§ **What you are asked to do**
Using the records below, locate all lines containing "Taxpayer" and return them.

'''

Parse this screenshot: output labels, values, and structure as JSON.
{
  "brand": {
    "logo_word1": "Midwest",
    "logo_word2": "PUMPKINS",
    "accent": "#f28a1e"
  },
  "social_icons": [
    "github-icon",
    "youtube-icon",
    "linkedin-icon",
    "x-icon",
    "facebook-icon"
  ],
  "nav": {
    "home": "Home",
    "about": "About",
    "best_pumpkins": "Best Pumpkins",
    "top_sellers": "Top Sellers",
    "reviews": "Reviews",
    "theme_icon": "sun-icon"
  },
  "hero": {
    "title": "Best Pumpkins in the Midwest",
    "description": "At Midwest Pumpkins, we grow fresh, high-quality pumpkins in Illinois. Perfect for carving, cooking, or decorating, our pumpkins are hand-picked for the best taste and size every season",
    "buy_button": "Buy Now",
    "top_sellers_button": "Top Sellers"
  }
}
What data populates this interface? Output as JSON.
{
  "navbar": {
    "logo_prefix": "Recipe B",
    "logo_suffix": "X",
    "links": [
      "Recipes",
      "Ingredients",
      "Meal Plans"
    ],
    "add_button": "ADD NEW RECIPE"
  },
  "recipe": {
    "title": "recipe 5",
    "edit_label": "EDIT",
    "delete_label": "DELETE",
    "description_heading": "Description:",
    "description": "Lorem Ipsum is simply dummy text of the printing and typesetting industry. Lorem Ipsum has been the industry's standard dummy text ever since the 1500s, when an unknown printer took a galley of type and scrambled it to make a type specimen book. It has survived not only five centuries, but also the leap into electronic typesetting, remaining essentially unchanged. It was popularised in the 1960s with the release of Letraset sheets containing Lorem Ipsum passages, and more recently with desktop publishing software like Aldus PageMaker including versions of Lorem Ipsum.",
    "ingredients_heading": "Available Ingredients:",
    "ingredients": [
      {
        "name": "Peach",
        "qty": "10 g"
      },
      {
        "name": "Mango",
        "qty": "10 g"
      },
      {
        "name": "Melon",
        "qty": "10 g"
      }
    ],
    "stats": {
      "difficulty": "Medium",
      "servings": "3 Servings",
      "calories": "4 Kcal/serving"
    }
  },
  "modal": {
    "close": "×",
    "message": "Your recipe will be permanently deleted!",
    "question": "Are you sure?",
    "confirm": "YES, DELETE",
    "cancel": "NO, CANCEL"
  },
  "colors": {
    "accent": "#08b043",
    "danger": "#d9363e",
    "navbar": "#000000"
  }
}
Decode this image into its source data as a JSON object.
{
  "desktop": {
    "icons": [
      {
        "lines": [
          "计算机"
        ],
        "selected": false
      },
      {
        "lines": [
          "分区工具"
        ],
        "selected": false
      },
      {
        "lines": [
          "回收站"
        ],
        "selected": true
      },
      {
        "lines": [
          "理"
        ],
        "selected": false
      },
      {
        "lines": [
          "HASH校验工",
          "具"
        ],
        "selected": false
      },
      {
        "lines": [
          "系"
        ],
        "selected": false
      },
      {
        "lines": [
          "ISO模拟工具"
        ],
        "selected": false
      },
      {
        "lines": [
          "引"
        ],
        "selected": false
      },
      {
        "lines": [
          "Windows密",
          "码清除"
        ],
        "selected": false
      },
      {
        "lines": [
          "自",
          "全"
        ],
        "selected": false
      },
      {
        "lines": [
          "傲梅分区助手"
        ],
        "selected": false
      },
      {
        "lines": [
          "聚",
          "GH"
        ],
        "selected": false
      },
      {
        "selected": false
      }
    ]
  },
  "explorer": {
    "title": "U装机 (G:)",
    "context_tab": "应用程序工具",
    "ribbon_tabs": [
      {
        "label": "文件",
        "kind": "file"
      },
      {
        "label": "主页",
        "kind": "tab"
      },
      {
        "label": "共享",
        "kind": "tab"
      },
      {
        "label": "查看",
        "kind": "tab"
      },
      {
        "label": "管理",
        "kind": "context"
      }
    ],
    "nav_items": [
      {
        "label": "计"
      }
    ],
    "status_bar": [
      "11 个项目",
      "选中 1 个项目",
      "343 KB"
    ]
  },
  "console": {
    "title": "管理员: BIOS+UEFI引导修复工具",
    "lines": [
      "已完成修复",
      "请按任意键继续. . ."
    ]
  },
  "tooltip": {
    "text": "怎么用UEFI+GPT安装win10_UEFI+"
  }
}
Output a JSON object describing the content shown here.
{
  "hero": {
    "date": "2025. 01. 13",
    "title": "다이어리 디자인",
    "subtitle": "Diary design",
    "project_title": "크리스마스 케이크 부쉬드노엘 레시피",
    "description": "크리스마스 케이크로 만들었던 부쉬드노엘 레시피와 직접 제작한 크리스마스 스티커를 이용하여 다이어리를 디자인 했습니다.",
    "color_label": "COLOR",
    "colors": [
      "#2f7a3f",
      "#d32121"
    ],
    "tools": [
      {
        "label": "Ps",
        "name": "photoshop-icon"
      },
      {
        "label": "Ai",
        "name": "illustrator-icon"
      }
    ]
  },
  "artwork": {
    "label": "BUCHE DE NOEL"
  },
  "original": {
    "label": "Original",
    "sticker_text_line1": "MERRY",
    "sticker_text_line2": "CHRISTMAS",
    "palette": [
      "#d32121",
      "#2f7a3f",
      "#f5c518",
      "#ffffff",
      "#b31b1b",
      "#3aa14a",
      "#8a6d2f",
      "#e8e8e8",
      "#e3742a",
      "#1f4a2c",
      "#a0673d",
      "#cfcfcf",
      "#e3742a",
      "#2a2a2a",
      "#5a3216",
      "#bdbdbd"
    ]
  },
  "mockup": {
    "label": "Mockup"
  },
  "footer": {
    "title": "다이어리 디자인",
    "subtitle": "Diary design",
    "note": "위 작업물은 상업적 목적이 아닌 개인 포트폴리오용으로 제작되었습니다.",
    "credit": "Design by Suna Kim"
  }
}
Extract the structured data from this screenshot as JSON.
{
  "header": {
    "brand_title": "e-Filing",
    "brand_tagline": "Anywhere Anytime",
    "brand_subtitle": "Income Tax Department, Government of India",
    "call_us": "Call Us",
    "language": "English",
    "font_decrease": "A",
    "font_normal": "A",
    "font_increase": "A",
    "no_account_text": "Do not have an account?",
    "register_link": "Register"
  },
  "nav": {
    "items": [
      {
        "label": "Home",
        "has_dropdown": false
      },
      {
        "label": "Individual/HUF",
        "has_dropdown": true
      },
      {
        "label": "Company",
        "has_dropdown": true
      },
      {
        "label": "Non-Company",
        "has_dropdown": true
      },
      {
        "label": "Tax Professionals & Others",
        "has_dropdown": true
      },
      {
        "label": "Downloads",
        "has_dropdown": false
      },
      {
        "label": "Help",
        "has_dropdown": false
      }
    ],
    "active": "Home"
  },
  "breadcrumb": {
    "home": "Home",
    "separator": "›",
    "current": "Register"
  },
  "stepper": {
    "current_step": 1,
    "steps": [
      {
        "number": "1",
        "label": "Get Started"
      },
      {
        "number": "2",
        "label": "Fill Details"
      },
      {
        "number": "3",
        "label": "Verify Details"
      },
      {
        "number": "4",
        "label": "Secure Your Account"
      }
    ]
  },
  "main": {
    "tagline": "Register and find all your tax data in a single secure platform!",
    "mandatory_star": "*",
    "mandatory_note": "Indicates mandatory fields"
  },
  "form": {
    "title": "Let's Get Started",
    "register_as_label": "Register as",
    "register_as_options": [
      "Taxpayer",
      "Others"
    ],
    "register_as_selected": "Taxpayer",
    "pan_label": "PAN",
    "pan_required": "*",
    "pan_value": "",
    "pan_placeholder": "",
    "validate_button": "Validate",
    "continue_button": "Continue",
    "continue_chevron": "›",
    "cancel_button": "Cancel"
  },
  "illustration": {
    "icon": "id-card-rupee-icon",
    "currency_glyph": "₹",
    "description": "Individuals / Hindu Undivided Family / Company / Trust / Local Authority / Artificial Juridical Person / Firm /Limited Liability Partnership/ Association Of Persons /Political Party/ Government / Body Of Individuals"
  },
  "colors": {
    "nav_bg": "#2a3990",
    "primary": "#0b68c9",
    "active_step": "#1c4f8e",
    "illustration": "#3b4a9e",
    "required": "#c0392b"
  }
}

'''

§ **Answer to the exercise**
      "Taxpayer",
    "register_as_selected": "Taxpayer",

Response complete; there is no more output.